# Exercise
State how many of the lines below contain the word "their". Give only the number.

# Input records
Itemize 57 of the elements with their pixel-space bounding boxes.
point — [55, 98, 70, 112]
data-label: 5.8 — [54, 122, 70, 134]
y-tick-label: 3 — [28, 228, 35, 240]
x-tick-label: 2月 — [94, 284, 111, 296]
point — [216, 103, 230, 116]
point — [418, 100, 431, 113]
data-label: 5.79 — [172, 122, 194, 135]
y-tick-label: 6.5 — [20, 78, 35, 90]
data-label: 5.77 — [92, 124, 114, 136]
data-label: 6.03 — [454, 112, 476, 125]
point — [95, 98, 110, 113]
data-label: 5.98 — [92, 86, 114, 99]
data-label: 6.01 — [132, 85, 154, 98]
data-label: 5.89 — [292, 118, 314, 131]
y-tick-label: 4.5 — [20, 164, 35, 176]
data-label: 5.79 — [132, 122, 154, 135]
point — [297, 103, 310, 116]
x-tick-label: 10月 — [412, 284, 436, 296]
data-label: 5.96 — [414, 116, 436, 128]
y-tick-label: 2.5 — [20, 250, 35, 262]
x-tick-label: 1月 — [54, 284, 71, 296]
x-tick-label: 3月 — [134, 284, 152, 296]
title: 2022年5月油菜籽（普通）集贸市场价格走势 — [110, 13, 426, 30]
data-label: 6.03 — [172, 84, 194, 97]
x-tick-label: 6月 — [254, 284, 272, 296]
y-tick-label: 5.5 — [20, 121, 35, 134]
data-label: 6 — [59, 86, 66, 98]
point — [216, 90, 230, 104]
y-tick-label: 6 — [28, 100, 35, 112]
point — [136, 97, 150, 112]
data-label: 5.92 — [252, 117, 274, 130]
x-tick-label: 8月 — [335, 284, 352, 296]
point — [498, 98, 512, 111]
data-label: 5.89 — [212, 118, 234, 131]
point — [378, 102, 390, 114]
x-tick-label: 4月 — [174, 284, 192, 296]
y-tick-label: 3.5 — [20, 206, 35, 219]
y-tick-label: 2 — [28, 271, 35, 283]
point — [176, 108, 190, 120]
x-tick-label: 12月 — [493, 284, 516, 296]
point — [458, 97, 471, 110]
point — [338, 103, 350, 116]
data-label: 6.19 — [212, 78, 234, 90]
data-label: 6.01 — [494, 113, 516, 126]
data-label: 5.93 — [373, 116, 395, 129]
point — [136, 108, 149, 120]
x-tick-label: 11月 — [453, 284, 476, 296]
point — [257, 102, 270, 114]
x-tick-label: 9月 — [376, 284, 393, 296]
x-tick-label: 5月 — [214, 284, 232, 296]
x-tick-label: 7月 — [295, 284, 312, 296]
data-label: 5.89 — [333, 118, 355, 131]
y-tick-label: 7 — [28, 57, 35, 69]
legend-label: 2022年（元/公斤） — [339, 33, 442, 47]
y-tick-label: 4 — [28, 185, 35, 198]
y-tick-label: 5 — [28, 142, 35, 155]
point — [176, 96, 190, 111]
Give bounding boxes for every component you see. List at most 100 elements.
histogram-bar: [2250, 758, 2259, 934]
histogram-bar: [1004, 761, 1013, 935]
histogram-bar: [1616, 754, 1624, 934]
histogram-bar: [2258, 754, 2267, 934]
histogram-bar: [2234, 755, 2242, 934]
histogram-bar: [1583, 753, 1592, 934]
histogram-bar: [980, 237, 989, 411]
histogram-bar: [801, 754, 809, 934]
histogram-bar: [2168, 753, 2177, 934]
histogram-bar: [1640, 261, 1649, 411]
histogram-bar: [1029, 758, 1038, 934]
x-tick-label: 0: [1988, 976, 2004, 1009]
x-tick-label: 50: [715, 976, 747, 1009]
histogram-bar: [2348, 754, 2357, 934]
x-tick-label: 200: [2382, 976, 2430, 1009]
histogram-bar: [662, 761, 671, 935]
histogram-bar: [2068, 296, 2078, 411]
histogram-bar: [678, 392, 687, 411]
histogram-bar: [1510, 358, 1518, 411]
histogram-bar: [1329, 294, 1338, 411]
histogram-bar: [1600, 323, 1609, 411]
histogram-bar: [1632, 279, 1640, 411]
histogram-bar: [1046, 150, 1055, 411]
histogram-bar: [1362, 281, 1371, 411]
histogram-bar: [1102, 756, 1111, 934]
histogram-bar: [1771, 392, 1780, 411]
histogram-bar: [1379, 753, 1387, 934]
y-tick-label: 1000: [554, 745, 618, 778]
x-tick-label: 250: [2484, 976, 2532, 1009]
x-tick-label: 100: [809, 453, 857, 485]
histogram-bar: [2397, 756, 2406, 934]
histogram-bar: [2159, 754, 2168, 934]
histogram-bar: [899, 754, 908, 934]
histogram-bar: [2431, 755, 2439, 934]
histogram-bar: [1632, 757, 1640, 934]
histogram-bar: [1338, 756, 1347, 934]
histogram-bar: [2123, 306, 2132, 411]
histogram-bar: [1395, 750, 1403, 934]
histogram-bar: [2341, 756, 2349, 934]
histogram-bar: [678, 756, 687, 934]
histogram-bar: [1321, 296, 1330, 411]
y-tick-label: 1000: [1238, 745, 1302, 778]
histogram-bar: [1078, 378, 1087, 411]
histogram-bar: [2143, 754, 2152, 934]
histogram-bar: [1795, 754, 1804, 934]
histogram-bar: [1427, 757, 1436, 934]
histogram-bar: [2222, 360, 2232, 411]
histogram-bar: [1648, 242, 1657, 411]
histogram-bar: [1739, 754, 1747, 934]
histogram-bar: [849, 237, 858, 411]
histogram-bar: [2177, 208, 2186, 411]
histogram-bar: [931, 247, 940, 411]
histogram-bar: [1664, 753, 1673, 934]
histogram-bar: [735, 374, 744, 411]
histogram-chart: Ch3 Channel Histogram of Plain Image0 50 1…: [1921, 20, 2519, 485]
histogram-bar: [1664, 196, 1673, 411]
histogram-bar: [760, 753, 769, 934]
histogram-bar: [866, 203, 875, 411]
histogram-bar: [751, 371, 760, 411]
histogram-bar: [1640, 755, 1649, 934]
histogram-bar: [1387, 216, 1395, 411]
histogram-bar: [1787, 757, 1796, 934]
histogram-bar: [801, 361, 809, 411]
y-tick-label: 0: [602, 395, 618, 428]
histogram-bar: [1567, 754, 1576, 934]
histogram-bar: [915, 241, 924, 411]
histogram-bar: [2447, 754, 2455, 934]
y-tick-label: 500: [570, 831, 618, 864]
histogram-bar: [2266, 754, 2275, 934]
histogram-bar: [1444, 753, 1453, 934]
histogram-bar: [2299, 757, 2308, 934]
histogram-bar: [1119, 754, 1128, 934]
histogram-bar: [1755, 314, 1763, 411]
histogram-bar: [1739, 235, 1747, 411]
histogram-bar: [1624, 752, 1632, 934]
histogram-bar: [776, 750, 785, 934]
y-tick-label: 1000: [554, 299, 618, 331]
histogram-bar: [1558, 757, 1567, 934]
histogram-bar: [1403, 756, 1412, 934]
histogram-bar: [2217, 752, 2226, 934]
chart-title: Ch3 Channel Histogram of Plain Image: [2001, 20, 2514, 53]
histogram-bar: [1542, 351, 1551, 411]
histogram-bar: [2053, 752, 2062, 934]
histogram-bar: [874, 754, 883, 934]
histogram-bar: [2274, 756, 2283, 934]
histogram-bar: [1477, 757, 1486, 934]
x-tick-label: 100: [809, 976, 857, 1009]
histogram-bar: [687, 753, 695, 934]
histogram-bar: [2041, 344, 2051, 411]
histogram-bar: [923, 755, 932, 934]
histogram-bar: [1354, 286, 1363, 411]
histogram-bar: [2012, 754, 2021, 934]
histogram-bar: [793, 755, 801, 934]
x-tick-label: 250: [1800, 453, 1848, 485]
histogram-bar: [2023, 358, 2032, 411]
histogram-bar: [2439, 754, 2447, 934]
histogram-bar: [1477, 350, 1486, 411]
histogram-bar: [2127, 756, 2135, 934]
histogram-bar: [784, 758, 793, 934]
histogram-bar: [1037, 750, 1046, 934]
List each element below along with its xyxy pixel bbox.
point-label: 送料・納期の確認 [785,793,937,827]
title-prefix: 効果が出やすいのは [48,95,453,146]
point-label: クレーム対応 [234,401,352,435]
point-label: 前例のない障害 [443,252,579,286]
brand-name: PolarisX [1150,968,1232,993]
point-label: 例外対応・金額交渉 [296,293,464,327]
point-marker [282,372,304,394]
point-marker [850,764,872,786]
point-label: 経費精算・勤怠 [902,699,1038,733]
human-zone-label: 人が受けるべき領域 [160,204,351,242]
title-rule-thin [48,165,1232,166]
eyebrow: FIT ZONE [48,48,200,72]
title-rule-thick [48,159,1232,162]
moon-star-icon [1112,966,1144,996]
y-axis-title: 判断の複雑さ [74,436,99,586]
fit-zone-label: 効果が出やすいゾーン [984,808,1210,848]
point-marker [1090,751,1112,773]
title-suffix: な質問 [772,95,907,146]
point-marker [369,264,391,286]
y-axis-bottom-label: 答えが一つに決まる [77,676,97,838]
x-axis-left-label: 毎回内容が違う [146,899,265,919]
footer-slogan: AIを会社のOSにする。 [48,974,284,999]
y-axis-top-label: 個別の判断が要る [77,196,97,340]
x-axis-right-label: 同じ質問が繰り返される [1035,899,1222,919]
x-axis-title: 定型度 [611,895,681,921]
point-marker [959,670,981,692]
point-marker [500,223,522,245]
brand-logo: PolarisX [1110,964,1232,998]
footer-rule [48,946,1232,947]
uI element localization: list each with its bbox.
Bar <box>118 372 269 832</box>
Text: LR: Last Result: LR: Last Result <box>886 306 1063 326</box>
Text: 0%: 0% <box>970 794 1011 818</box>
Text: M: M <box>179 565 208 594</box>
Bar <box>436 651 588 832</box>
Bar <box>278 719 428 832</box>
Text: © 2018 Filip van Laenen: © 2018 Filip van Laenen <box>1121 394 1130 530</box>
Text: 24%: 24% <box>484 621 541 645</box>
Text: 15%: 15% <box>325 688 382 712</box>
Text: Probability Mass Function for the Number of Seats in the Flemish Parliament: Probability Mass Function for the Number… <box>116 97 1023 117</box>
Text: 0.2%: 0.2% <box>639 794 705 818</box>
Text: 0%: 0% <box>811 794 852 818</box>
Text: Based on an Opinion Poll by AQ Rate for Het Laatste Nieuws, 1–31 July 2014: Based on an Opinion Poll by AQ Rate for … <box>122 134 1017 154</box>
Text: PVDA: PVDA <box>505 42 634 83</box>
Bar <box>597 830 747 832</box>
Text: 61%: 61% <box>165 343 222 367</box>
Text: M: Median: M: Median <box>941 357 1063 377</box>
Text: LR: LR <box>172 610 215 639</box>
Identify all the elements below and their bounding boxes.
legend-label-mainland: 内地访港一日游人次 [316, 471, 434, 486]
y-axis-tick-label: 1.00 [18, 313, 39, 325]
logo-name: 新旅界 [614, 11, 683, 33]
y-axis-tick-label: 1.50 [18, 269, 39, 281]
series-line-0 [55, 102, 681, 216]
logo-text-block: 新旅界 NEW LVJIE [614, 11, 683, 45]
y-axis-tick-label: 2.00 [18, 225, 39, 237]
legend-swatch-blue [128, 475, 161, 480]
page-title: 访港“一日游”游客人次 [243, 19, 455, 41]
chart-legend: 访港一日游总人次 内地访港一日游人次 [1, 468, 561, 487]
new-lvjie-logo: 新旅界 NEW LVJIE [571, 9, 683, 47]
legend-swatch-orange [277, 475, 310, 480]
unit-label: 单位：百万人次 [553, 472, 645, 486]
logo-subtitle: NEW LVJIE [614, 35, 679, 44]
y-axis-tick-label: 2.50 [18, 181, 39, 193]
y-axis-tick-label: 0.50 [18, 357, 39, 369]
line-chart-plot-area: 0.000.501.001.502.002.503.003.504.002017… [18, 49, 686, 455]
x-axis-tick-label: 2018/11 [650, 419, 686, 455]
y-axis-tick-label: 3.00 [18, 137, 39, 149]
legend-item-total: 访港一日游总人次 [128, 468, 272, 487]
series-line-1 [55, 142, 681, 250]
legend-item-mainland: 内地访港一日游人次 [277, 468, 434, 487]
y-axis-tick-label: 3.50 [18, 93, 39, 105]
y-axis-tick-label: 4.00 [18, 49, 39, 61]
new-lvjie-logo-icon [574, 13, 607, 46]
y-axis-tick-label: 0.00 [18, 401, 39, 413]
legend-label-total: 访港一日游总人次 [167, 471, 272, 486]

# Exercise output
2